→ Task data:
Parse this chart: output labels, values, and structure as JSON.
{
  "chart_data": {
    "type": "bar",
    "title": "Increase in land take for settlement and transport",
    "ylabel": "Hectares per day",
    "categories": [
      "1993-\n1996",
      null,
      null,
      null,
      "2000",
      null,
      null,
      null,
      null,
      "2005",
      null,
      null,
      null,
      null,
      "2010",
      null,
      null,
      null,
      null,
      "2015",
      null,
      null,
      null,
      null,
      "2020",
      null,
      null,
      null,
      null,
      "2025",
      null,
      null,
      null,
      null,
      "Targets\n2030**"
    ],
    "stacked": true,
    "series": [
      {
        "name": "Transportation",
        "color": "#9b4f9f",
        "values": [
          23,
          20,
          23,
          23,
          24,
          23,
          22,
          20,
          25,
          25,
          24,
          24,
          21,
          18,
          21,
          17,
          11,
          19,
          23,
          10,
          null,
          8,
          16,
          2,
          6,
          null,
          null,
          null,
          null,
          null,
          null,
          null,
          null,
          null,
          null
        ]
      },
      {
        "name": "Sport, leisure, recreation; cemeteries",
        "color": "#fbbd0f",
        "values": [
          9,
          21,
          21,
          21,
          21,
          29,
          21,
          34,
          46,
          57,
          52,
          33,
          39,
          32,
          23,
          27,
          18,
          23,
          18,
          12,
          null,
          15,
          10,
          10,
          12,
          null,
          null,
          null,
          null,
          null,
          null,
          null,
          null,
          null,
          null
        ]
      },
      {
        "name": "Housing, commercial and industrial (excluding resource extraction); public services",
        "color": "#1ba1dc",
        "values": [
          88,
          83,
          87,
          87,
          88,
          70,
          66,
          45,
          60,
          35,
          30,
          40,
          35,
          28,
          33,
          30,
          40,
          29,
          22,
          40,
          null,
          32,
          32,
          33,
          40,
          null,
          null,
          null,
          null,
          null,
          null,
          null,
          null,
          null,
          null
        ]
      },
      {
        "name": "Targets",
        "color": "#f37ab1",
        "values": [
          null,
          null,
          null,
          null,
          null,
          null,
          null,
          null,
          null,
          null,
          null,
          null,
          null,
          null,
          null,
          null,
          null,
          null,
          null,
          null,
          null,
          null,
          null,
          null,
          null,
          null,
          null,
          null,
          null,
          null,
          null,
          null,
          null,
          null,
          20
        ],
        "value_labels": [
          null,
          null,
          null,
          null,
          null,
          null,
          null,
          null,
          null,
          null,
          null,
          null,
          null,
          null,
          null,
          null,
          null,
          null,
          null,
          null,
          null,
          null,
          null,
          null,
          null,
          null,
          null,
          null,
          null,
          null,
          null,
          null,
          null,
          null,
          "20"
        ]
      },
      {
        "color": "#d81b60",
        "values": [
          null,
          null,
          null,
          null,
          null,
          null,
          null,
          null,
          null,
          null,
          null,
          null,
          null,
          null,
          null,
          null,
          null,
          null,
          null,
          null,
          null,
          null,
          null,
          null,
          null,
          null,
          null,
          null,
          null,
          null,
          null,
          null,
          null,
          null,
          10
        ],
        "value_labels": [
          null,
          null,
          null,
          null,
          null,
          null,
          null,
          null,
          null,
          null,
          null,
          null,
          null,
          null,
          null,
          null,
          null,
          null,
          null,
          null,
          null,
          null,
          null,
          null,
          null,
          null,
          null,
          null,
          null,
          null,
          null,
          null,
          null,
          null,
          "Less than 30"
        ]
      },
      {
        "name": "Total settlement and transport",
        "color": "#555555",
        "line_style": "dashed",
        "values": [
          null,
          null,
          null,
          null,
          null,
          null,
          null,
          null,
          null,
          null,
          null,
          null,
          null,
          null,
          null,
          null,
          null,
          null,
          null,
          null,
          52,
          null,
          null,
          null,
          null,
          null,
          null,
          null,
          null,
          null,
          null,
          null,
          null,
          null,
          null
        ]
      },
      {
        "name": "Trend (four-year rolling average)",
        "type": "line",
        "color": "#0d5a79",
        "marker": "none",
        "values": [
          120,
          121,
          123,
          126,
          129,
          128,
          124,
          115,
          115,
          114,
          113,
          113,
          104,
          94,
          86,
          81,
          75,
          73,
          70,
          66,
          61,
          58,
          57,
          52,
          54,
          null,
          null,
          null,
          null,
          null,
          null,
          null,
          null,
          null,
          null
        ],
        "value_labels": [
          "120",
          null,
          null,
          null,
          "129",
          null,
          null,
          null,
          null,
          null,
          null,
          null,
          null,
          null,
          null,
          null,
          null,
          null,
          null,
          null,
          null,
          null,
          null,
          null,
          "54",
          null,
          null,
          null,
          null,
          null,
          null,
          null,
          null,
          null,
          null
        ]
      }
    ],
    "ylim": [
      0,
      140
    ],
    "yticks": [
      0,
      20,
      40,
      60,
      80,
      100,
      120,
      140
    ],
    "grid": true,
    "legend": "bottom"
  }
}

→ Stated task: Reproduce the listing shown above in its entirety, exactly.

→ Complete response:
Parse this chart: output labels, values, and structure as JSON.
{
  "chart_data": {
    "type": "bar",
    "title": "Increase in land take for settlement and transport",
    "ylabel": "Hectares per day",
    "categories": [
      "1993-\n1996",
      null,
      null,
      null,
      "2000",
      null,
      null,
      null,
      null,
      "2005",
      null,
      null,
      null,
      null,
      "2010",
      null,
      null,
      null,
      null,
      "2015",
      null,
      null,
      null,
      null,
      "2020",
      null,
      null,
      null,
      null,
      "2025",
      null,
      null,
      null,
      null,
      "Targets\n2030**"
    ],
    "stacked": true,
    "series": [
      {
        "name": "Transportation",
        "color": "#9b4f9f",
        "values": [
          23,
          20,
          23,
          23,
          24,
          23,
          22,
          20,
          25,
          25,
          24,
          24,
          21,
          18,
          21,
          17,
          11,
          19,
          23,
          10,
          null,
          8,
          16,
          2,
          6,
          null,
          null,
          null,
          null,
          null,
          null,
          null,
          null,
          null,
          null
        ]
      },
      {
        "name": "Sport, leisure, recreation; cemeteries",
        "color": "#fbbd0f",
        "values": [
          9,
          21,
          21,
          21,
          21,
          29,
          21,
          34,
          46,
          57,
          52,
          33,
          39,
          32,
          23,
          27,
          18,
          23,
          18,
          12,
          null,
          15,
          10,
          10,
          12,
          null,
          null,
          null,
          null,
          null,
          null,
          null,
          null,
          null,
          null
        ]
      },
      {
        "name": "Housing, commercial and industrial (excluding resource extraction); public services",
        "color": "#1ba1dc",
        "values": [
          88,
          83,
          87,
          87,
          88,
          70,
          66,
          45,
          60,
          35,
          30,
          40,
          35,
          28,
          33,
          30,
          40,
          29,
          22,
          40,
          null,
          32,
          32,
          33,
          40,
          null,
          null,
          null,
          null,
          null,
          null,
          null,
          null,
          null,
          null
        ]
      },
      {
        "name": "Targets",
        "color": "#f37ab1",
        "values": [
          null,
          null,
          null,
          null,
          null,
          null,
          null,
          null,
          null,
          null,
          null,
          null,
          null,
          null,
          null,
          null,
          null,
          null,
          null,
          null,
          null,
          null,
          null,
          null,
          null,
          null,
          null,
          null,
          null,
          null,
          null,
          null,
          null,
          null,
          20
        ],
        "value_labels": [
          null,
          null,
          null,
          null,
          null,
          null,
          null,
          null,
          null,
          null,
          null,
          null,
          null,
          null,
          null,
          null,
          null,
          null,
          null,
          null,
          null,
          null,
          null,
          null,
          null,
          null,
          null,
          null,
          null,
          null,
          null,
          null,
          null,
          null,
          "20"
        ]
      },
      {
        "color": "#d81b60",
        "values": [
          null,
          null,
          null,
          null,
          null,
          null,
          null,
          null,
          null,
          null,
          null,
          null,
          null,
          null,
          null,
          null,
          null,
          null,
          null,
          null,
          null,
          null,
          null,
          null,
          null,
          null,
          null,
          null,
          null,
          null,
          null,
          null,
          null,
          null,
          10
        ],
        "value_labels": [
          null,
          null,
          null,
          null,
          null,
          null,
          null,
          null,
          null,
          null,
          null,
          null,
          null,
          null,
          null,
          null,
          null,
          null,
          null,
          null,
          null,
          null,
          null,
          null,
          null,
          null,
          null,
          null,
          null,
          null,
          null,
          null,
          null,
          null,
          "Less than 30"
        ]
      },
      {
        "name": "Total settlement and transport",
        "color": "#555555",
        "line_style": "dashed",
        "values": [
          null,
          null,
          null,
          null,
          null,
          null,
          null,
          null,
          null,
          null,
          null,
          null,
          null,
          null,
          null,
          null,
          null,
          null,
          null,
          null,
          52,
          null,
          null,
          null,
          null,
          null,
          null,
          null,
          null,
          null,
          null,
          null,
          null,
          null,
          null
        ]
      },
      {
        "name": "Trend (four-year rolling average)",
        "type": "line",
        "color": "#0d5a79",
        "marker": "none",
        "values": [
          120,
          121,
          123,
          126,
          129,
          128,
          124,
          115,
          115,
          114,
          113,
          113,
          104,
          94,
          86,
          81,
          75,
          73,
          70,
          66,
          61,
          58,
          57,
          52,
          54,
          null,
          null,
          null,
          null,
          null,
          null,
          null,
          null,
          null,
          null
        ],
        "value_labels": [
          "120",
          null,
          null,
          null,
          "129",
          null,
          null,
          null,
          null,
          null,
          null,
          null,
          null,
          null,
          null,
          null,
          null,
          null,
          null,
          null,
          null,
          null,
          null,
          null,
          "54",
          null,
          null,
          null,
          null,
          null,
          null,
          null,
          null,
          null,
          null
        ]
      }
    ],
    "ylim": [
      0,
      140
    ],
    "yticks": [
      0,
      20,
      40,
      60,
      80,
      100,
      120,
      140
    ],
    "grid": true,
    "legend": "bottom"
  }
}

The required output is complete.